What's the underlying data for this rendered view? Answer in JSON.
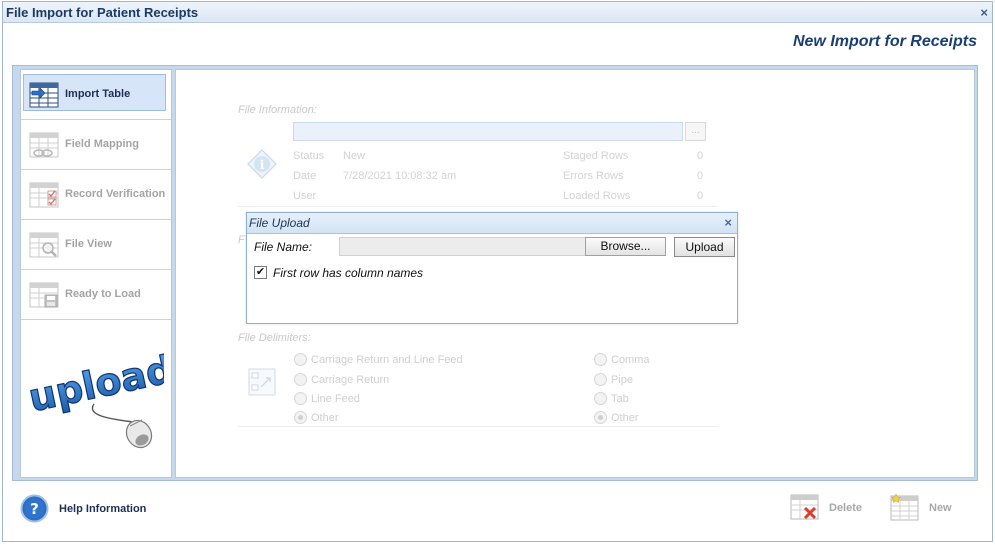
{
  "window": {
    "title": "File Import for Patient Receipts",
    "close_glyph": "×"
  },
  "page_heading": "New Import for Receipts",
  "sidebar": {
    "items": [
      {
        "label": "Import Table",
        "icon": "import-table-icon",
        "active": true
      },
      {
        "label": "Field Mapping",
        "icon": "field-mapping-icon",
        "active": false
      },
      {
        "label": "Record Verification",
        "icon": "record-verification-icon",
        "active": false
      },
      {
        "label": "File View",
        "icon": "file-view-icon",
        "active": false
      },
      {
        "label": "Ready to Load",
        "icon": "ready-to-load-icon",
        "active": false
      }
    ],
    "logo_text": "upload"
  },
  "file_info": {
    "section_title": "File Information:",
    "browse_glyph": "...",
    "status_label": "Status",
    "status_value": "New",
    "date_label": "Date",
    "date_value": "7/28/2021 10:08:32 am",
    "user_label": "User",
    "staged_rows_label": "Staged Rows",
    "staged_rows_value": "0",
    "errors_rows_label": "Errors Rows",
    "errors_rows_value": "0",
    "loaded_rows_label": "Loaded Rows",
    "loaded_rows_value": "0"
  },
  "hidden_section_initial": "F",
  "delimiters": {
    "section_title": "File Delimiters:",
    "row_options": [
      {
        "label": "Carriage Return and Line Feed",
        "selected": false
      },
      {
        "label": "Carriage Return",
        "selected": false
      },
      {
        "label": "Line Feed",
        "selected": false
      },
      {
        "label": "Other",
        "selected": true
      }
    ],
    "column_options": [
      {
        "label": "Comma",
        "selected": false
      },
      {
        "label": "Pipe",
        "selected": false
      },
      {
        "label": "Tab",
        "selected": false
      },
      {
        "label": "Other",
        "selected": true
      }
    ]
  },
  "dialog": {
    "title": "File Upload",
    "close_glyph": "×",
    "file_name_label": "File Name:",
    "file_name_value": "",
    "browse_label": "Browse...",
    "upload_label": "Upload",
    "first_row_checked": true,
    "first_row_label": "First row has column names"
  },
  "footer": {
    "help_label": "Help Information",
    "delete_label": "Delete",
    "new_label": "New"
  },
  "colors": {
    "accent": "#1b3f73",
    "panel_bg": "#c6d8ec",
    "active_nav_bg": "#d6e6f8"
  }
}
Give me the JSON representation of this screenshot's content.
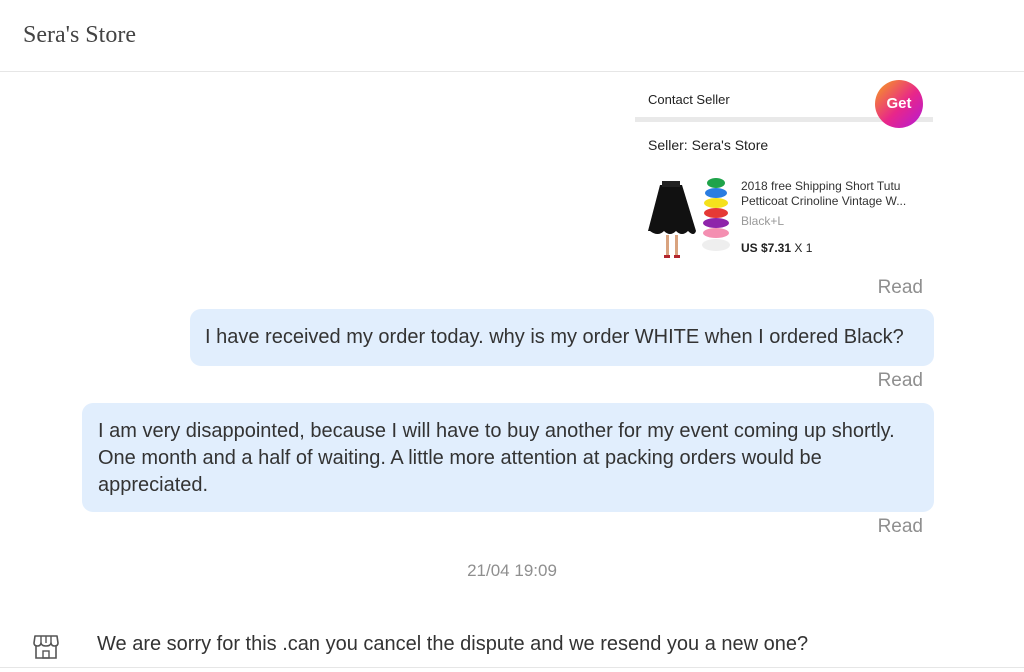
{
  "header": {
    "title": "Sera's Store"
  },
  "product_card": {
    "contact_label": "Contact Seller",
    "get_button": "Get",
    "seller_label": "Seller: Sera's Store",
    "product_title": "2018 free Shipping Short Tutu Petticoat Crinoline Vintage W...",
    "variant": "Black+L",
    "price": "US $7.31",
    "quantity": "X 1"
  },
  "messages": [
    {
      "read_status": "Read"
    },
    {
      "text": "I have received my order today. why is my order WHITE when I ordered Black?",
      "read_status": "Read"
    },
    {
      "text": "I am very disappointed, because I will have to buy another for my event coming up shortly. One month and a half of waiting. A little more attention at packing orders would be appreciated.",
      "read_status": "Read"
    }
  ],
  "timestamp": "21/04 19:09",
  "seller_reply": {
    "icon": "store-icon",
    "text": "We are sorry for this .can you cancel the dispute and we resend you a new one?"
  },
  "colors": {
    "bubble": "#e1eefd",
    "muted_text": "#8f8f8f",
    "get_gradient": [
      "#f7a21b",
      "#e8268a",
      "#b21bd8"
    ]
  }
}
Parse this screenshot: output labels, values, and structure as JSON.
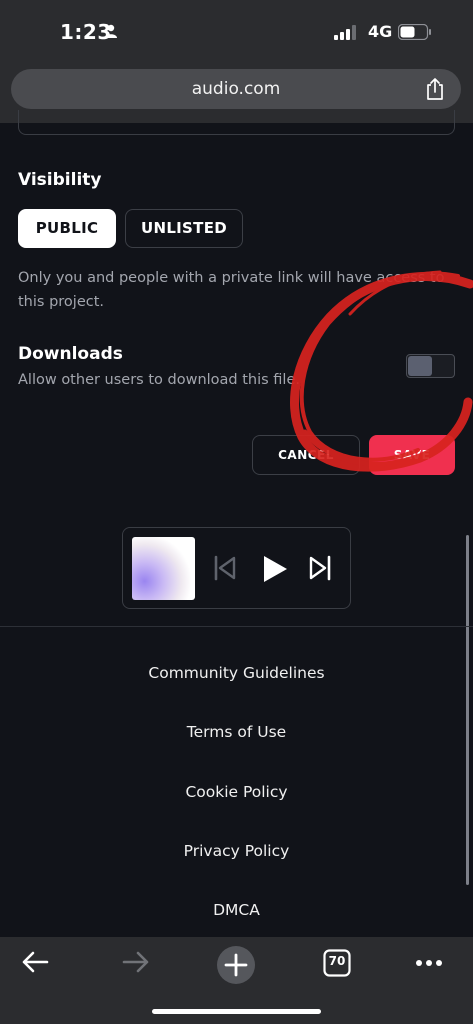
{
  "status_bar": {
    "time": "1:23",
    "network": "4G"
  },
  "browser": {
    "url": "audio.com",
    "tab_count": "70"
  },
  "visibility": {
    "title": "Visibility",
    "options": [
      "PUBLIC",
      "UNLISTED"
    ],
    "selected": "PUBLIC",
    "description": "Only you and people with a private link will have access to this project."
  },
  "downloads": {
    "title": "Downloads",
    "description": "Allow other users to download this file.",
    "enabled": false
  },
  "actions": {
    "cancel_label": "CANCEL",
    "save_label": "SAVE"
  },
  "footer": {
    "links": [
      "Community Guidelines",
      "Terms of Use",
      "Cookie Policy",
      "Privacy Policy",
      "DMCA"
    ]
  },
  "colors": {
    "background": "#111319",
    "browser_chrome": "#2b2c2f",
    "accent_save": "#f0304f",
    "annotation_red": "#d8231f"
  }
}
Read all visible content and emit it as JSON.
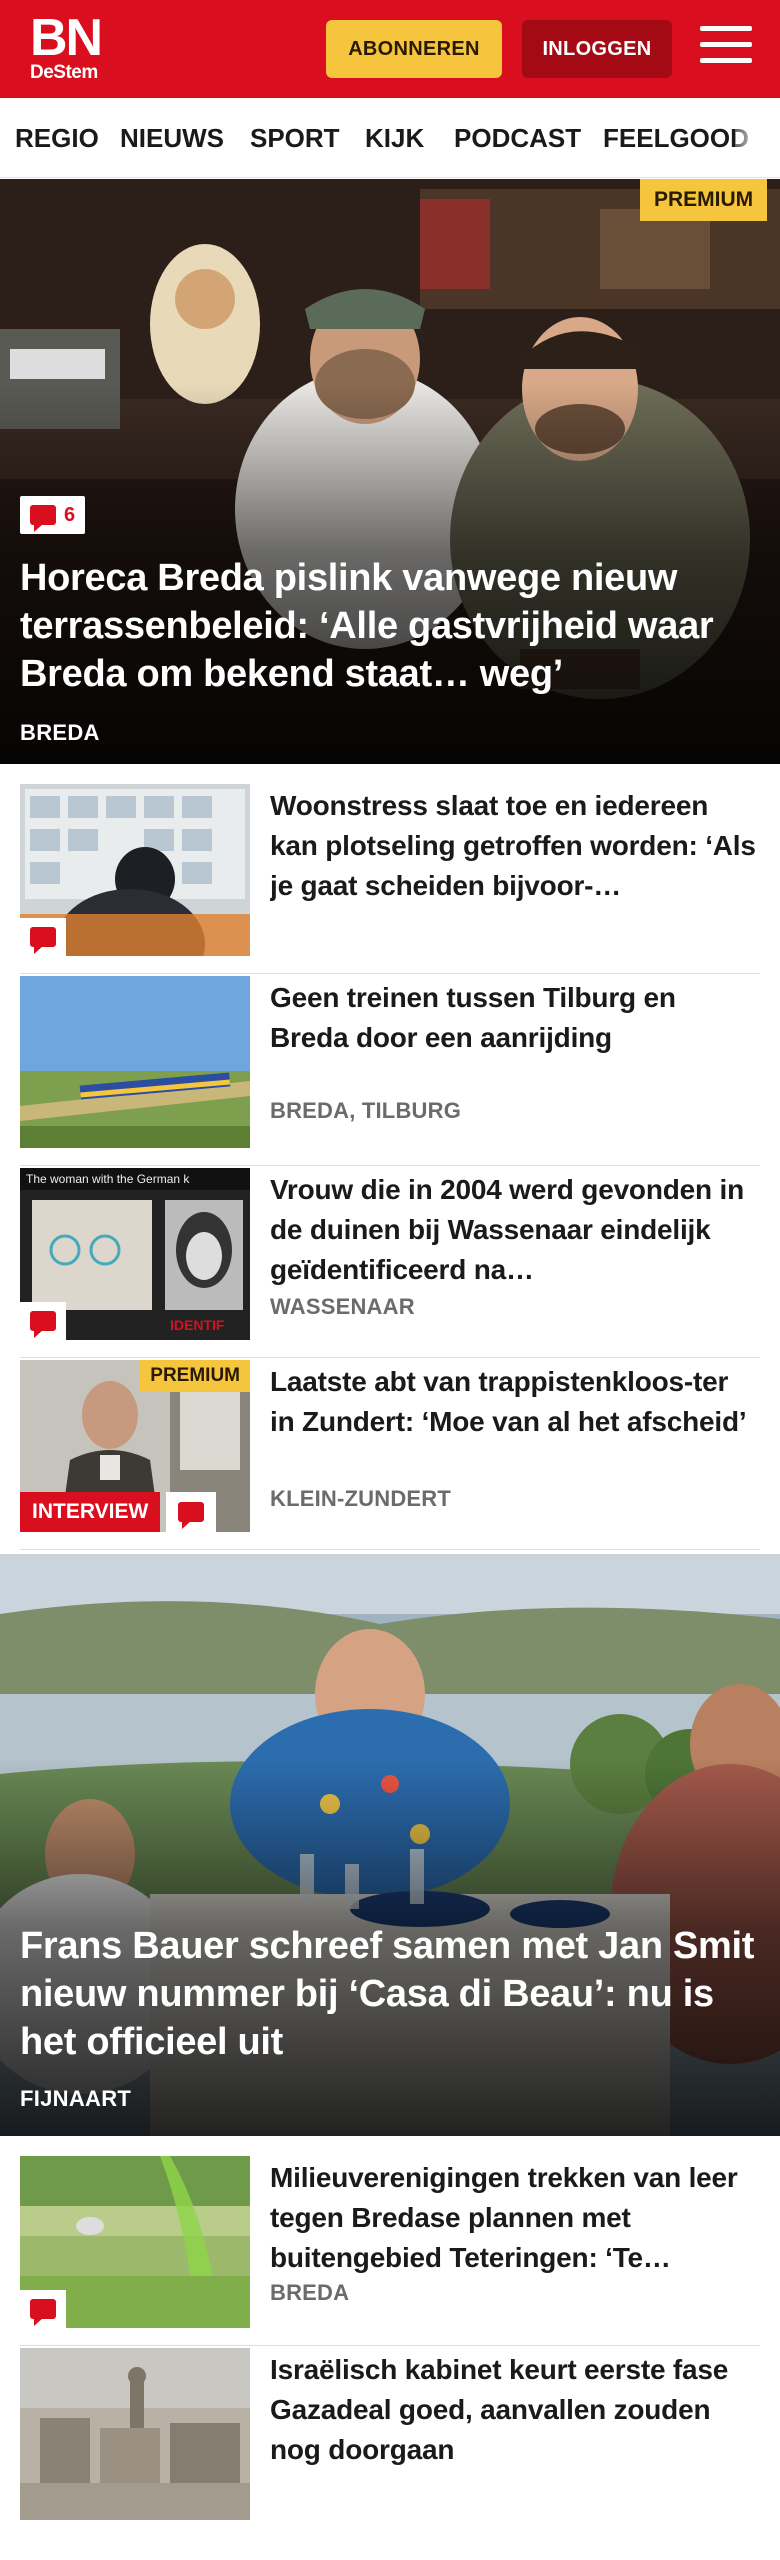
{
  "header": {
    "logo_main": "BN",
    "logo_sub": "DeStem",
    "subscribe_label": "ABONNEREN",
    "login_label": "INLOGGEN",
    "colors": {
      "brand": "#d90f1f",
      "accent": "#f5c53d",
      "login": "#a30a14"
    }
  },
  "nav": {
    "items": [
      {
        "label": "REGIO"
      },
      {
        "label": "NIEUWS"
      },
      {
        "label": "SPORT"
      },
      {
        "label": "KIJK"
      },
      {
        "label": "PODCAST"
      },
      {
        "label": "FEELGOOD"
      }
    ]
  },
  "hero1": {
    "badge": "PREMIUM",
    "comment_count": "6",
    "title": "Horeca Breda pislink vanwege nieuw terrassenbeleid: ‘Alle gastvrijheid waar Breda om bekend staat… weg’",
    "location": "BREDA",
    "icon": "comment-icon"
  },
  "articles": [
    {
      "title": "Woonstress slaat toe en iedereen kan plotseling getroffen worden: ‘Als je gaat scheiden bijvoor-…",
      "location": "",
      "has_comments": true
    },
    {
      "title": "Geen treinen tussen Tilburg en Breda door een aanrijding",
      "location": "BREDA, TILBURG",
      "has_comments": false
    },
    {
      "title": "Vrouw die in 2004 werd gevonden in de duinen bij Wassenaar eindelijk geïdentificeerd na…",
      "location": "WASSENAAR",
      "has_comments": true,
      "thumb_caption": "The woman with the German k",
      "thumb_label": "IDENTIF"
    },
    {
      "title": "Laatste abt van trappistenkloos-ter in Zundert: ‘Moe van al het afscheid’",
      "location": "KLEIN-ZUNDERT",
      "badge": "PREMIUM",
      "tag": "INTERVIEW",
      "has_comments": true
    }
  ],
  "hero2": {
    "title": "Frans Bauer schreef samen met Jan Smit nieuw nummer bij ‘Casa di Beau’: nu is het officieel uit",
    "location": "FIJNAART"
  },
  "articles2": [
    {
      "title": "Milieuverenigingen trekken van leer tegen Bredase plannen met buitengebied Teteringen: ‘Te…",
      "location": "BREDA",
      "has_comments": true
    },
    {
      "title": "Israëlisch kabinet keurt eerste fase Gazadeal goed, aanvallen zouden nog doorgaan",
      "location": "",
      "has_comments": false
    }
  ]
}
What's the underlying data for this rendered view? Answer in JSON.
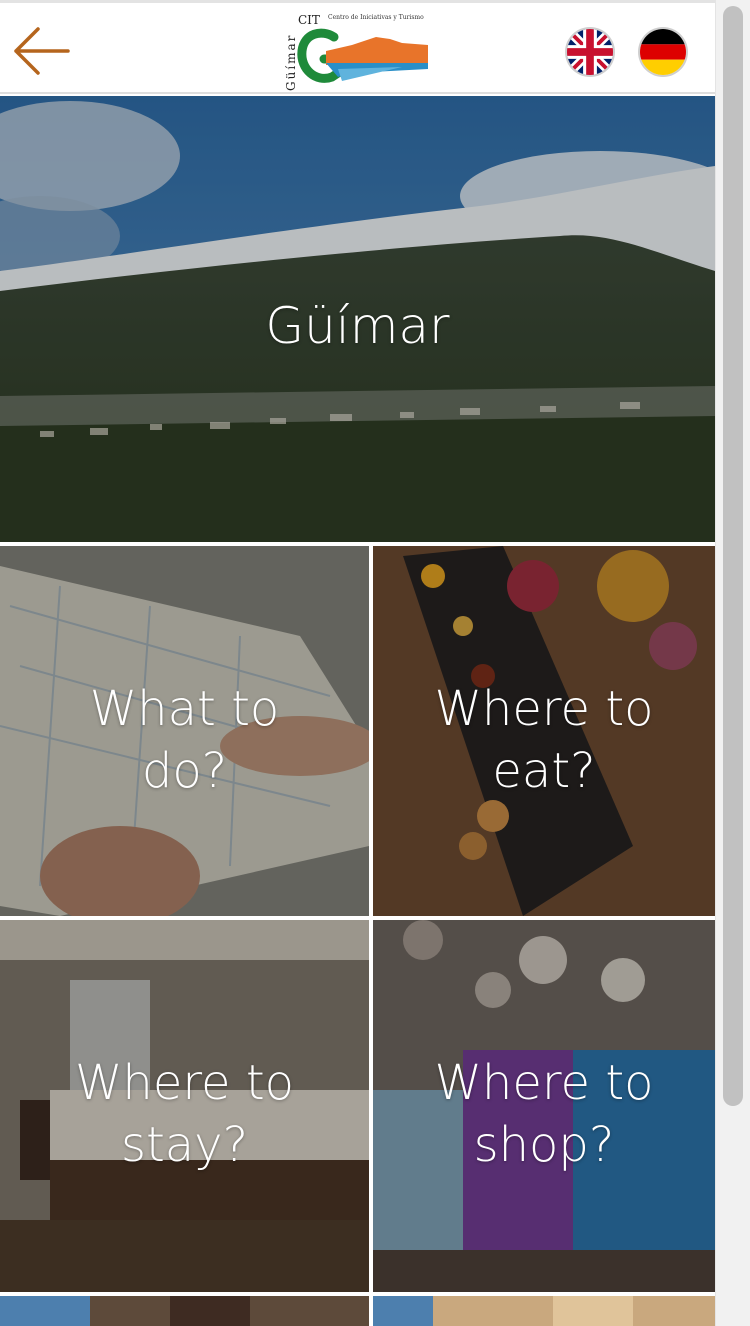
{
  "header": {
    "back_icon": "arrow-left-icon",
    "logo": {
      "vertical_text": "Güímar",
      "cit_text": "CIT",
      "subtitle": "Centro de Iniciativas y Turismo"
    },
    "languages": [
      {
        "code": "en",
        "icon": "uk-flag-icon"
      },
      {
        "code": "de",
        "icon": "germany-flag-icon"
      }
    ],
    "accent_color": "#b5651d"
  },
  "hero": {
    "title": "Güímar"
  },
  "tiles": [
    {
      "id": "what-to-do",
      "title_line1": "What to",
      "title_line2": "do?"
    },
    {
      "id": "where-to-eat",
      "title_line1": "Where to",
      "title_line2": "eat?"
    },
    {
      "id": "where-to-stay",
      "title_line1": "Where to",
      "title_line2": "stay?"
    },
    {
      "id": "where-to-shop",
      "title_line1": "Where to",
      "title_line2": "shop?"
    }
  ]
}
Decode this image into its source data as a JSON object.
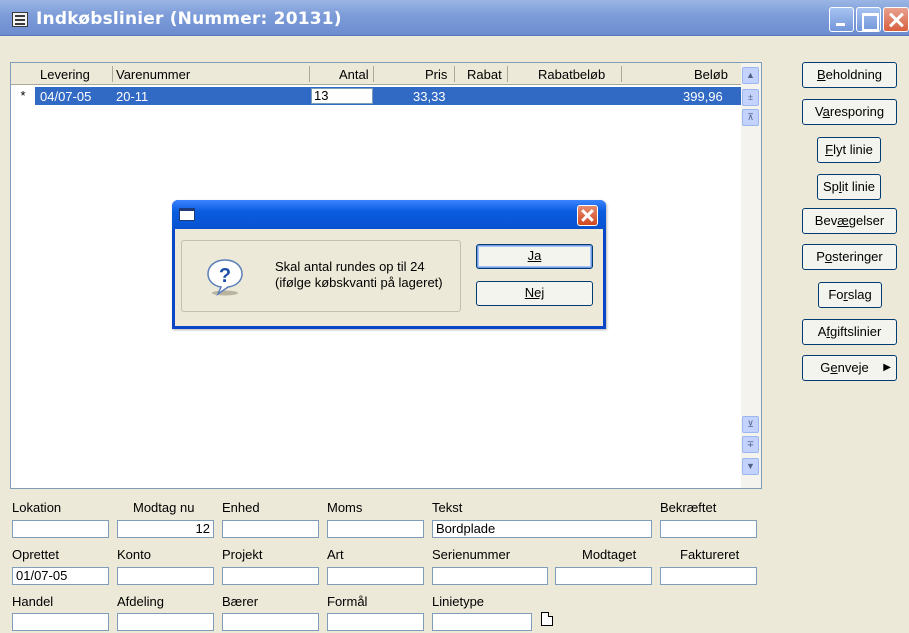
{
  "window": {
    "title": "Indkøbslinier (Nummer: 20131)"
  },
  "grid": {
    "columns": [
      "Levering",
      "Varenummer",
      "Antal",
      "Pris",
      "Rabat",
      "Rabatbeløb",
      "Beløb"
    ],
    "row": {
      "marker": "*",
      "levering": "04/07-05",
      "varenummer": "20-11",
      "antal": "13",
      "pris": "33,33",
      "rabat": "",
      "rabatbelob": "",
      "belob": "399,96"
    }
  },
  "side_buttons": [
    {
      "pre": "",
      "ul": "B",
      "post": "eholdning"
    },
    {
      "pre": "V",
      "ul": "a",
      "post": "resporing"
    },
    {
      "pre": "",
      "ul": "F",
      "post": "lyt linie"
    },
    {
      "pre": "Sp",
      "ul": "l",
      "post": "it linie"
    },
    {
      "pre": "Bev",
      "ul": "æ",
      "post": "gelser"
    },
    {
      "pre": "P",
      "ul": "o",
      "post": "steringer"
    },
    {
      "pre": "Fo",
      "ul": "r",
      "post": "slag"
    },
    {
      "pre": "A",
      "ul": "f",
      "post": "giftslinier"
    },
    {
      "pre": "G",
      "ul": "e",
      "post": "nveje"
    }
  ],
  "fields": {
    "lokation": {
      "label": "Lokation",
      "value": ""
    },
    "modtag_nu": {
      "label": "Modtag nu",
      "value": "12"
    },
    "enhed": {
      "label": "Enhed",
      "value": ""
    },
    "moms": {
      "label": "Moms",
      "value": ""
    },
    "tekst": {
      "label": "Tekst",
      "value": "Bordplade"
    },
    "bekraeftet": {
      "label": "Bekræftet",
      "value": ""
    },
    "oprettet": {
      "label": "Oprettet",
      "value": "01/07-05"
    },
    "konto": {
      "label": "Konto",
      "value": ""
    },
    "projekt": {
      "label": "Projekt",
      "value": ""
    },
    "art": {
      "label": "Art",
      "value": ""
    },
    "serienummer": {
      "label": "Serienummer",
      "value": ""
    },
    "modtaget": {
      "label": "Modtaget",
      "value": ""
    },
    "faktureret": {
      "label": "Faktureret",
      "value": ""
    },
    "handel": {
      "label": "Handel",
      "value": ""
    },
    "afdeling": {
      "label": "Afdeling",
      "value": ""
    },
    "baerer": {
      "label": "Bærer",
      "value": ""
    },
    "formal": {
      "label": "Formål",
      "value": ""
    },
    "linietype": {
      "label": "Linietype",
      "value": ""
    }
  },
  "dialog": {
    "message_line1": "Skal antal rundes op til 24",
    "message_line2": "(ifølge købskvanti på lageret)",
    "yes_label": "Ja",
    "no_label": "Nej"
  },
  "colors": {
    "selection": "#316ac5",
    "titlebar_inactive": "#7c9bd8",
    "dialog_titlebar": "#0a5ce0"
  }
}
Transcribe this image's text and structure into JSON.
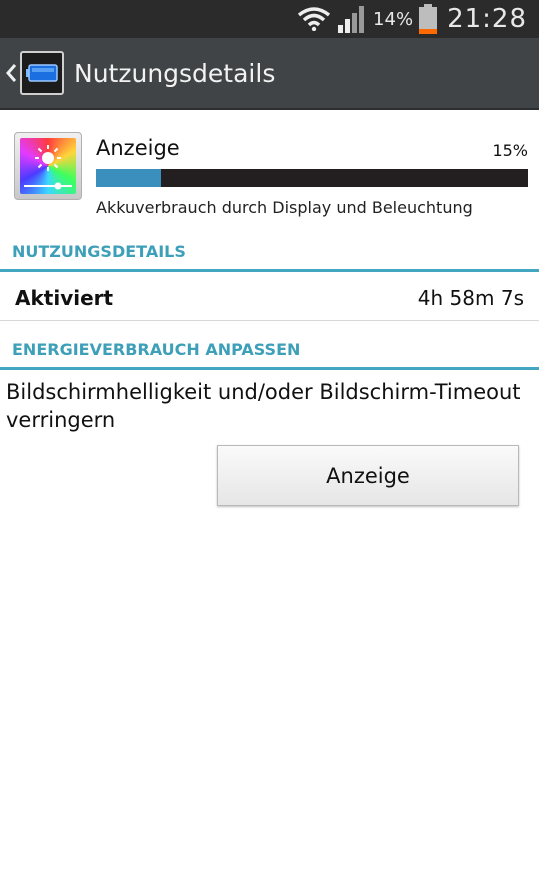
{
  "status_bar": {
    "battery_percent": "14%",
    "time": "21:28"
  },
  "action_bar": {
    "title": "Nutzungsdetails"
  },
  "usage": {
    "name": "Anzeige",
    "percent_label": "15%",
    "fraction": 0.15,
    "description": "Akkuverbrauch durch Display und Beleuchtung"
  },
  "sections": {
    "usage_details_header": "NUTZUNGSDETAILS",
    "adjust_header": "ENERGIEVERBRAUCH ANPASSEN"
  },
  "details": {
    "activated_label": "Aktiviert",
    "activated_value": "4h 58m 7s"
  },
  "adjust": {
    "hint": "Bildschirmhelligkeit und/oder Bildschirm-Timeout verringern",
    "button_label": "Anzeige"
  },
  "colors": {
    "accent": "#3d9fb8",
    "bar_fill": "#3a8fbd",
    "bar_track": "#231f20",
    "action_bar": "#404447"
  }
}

» TO BE DONE:
Return each line of the data that contains the string "have".

» THE OUTPUT:
      "text": "I have received my order today. why is my order WHITE when I ordered Black?",
      "text": "I am very disappointed, because I will have to buy another for my event coming up shortly. One month and a half of waiting. A little more attention at packing orders would be appreciated.",
    "description": "Only you and people with a private link will have access to this project."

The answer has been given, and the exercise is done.